Your task is to write out the complete listing exactly as it is shown.

(Records about charts and figures)
## START

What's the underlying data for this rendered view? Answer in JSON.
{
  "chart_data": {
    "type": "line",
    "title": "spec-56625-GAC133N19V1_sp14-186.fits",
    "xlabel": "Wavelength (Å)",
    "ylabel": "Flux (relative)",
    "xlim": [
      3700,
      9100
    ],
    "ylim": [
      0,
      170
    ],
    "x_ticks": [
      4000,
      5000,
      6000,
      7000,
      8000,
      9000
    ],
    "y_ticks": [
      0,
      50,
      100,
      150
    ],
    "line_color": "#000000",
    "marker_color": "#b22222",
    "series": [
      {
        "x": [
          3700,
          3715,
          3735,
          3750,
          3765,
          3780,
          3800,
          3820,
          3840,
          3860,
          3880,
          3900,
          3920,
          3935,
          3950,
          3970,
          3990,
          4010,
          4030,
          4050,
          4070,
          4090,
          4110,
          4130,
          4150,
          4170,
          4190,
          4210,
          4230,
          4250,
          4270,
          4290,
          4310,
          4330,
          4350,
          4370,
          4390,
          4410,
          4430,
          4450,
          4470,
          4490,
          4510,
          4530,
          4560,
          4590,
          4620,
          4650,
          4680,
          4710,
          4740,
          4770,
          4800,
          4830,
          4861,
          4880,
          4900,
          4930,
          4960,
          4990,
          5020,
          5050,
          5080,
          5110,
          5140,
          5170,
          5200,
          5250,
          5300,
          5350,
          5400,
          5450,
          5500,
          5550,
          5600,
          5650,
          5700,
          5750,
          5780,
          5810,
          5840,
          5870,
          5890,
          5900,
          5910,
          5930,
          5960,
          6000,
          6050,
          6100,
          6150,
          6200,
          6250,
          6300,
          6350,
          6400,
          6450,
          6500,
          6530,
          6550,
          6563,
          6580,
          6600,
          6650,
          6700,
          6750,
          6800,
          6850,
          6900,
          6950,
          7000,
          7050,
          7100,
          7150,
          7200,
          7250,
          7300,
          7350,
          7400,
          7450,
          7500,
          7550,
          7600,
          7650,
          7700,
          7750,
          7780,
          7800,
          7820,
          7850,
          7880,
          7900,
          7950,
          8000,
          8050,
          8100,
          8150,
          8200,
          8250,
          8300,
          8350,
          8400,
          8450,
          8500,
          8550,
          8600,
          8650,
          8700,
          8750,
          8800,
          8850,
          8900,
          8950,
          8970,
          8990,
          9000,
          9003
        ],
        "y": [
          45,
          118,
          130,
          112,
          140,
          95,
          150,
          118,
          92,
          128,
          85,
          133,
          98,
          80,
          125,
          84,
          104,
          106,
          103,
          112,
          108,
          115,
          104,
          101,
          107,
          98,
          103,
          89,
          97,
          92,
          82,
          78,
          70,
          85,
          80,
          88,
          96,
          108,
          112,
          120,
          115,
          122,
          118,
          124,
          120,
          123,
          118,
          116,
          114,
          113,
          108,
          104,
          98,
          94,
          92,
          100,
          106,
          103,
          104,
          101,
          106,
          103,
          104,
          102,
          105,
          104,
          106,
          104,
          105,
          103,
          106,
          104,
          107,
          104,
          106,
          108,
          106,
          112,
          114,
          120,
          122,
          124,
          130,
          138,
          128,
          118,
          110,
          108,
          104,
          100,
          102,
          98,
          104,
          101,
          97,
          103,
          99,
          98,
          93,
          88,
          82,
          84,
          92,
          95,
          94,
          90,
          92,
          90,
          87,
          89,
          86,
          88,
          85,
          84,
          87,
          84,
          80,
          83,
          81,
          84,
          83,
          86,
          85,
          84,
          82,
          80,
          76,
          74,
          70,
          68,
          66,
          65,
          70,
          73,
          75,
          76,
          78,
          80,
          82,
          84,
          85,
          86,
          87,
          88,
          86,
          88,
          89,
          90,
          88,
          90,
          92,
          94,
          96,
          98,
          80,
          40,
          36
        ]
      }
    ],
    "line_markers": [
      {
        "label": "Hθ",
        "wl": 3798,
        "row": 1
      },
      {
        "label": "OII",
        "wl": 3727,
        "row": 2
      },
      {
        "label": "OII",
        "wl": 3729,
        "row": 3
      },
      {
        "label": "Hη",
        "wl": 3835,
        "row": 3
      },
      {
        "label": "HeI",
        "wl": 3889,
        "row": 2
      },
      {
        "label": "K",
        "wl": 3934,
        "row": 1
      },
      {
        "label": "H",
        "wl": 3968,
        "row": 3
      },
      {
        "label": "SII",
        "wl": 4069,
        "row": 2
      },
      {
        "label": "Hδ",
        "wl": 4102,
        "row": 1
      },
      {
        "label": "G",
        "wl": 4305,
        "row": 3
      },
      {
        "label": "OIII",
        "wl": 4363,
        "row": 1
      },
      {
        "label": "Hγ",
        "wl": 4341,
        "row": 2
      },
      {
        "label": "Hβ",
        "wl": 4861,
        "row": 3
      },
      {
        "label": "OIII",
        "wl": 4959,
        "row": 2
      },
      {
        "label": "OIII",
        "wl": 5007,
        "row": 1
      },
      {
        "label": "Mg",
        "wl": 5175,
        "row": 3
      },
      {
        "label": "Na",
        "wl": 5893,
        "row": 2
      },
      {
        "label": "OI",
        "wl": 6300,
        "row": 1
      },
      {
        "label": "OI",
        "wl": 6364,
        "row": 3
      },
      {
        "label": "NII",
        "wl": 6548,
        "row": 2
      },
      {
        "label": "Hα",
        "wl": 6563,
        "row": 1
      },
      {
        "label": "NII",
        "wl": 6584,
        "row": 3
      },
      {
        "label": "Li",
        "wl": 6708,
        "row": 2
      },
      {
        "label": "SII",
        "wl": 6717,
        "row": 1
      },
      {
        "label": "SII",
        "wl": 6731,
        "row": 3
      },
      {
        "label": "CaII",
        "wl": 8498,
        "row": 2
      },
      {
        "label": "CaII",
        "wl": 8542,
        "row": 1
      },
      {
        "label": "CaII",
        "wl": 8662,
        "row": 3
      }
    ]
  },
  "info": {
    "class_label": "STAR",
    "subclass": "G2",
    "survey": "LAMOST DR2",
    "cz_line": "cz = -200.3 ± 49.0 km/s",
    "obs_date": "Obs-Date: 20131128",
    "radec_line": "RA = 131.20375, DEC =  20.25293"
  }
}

## END

Solution to the problem:
What's the underlying data for this rendered view? Answer in JSON.
{
  "chart_data": {
    "type": "line",
    "title": "spec-56625-GAC133N19V1_sp14-186.fits",
    "xlabel": "Wavelength (Å)",
    "ylabel": "Flux (relative)",
    "xlim": [
      3700,
      9100
    ],
    "ylim": [
      0,
      170
    ],
    "x_ticks": [
      4000,
      5000,
      6000,
      7000,
      8000,
      9000
    ],
    "y_ticks": [
      0,
      50,
      100,
      150
    ],
    "line_color": "#000000",
    "marker_color": "#b22222",
    "series": [
      {
        "x": [
          3700,
          3715,
          3735,
          3750,
          3765,
          3780,
          3800,
          3820,
          3840,
          3860,
          3880,
          3900,
          3920,
          3935,
          3950,
          3970,
          3990,
          4010,
          4030,
          4050,
          4070,
          4090,
          4110,
          4130,
          4150,
          4170,
          4190,
          4210,
          4230,
          4250,
          4270,
          4290,
          4310,
          4330,
          4350,
          4370,
          4390,
          4410,
          4430,
          4450,
          4470,
          4490,
          4510,
          4530,
          4560,
          4590,
          4620,
          4650,
          4680,
          4710,
          4740,
          4770,
          4800,
          4830,
          4861,
          4880,
          4900,
          4930,
          4960,
          4990,
          5020,
          5050,
          5080,
          5110,
          5140,
          5170,
          5200,
          5250,
          5300,
          5350,
          5400,
          5450,
          5500,
          5550,
          5600,
          5650,
          5700,
          5750,
          5780,
          5810,
          5840,
          5870,
          5890,
          5900,
          5910,
          5930,
          5960,
          6000,
          6050,
          6100,
          6150,
          6200,
          6250,
          6300,
          6350,
          6400,
          6450,
          6500,
          6530,
          6550,
          6563,
          6580,
          6600,
          6650,
          6700,
          6750,
          6800,
          6850,
          6900,
          6950,
          7000,
          7050,
          7100,
          7150,
          7200,
          7250,
          7300,
          7350,
          7400,
          7450,
          7500,
          7550,
          7600,
          7650,
          7700,
          7750,
          7780,
          7800,
          7820,
          7850,
          7880,
          7900,
          7950,
          8000,
          8050,
          8100,
          8150,
          8200,
          8250,
          8300,
          8350,
          8400,
          8450,
          8500,
          8550,
          8600,
          8650,
          8700,
          8750,
          8800,
          8850,
          8900,
          8950,
          8970,
          8990,
          9000,
          9003
        ],
        "y": [
          45,
          118,
          130,
          112,
          140,
          95,
          150,
          118,
          92,
          128,
          85,
          133,
          98,
          80,
          125,
          84,
          104,
          106,
          103,
          112,
          108,
          115,
          104,
          101,
          107,
          98,
          103,
          89,
          97,
          92,
          82,
          78,
          70,
          85,
          80,
          88,
          96,
          108,
          112,
          120,
          115,
          122,
          118,
          124,
          120,
          123,
          118,
          116,
          114,
          113,
          108,
          104,
          98,
          94,
          92,
          100,
          106,
          103,
          104,
          101,
          106,
          103,
          104,
          102,
          105,
          104,
          106,
          104,
          105,
          103,
          106,
          104,
          107,
          104,
          106,
          108,
          106,
          112,
          114,
          120,
          122,
          124,
          130,
          138,
          128,
          118,
          110,
          108,
          104,
          100,
          102,
          98,
          104,
          101,
          97,
          103,
          99,
          98,
          93,
          88,
          82,
          84,
          92,
          95,
          94,
          90,
          92,
          90,
          87,
          89,
          86,
          88,
          85,
          84,
          87,
          84,
          80,
          83,
          81,
          84,
          83,
          86,
          85,
          84,
          82,
          80,
          76,
          74,
          70,
          68,
          66,
          65,
          70,
          73,
          75,
          76,
          78,
          80,
          82,
          84,
          85,
          86,
          87,
          88,
          86,
          88,
          89,
          90,
          88,
          90,
          92,
          94,
          96,
          98,
          80,
          40,
          36
        ]
      }
    ],
    "line_markers": [
      {
        "label": "Hθ",
        "wl": 3798,
        "row": 1
      },
      {
        "label": "OII",
        "wl": 3727,
        "row": 2
      },
      {
        "label": "OII",
        "wl": 3729,
        "row": 3
      },
      {
        "label": "Hη",
        "wl": 3835,
        "row": 3
      },
      {
        "label": "HeI",
        "wl": 3889,
        "row": 2
      },
      {
        "label": "K",
        "wl": 3934,
        "row": 1
      },
      {
        "label": "H",
        "wl": 3968,
        "row": 3
      },
      {
        "label": "SII",
        "wl": 4069,
        "row": 2
      },
      {
        "label": "Hδ",
        "wl": 4102,
        "row": 1
      },
      {
        "label": "G",
        "wl": 4305,
        "row": 3
      },
      {
        "label": "OIII",
        "wl": 4363,
        "row": 1
      },
      {
        "label": "Hγ",
        "wl": 4341,
        "row": 2
      },
      {
        "label": "Hβ",
        "wl": 4861,
        "row": 3
      },
      {
        "label": "OIII",
        "wl": 4959,
        "row": 2
      },
      {
        "label": "OIII",
        "wl": 5007,
        "row": 1
      },
      {
        "label": "Mg",
        "wl": 5175,
        "row": 3
      },
      {
        "label": "Na",
        "wl": 5893,
        "row": 2
      },
      {
        "label": "OI",
        "wl": 6300,
        "row": 1
      },
      {
        "label": "OI",
        "wl": 6364,
        "row": 3
      },
      {
        "label": "NII",
        "wl": 6548,
        "row": 2
      },
      {
        "label": "Hα",
        "wl": 6563,
        "row": 1
      },
      {
        "label": "NII",
        "wl": 6584,
        "row": 3
      },
      {
        "label": "Li",
        "wl": 6708,
        "row": 2
      },
      {
        "label": "SII",
        "wl": 6717,
        "row": 1
      },
      {
        "label": "SII",
        "wl": 6731,
        "row": 3
      },
      {
        "label": "CaII",
        "wl": 8498,
        "row": 2
      },
      {
        "label": "CaII",
        "wl": 8542,
        "row": 1
      },
      {
        "label": "CaII",
        "wl": 8662,
        "row": 3
      }
    ]
  },
  "info": {
    "class_label": "STAR",
    "subclass": "G2",
    "survey": "LAMOST DR2",
    "cz_line": "cz = -200.3 ± 49.0 km/s",
    "obs_date": "Obs-Date: 20131128",
    "radec_line": "RA = 131.20375, DEC =  20.25293"
  }
}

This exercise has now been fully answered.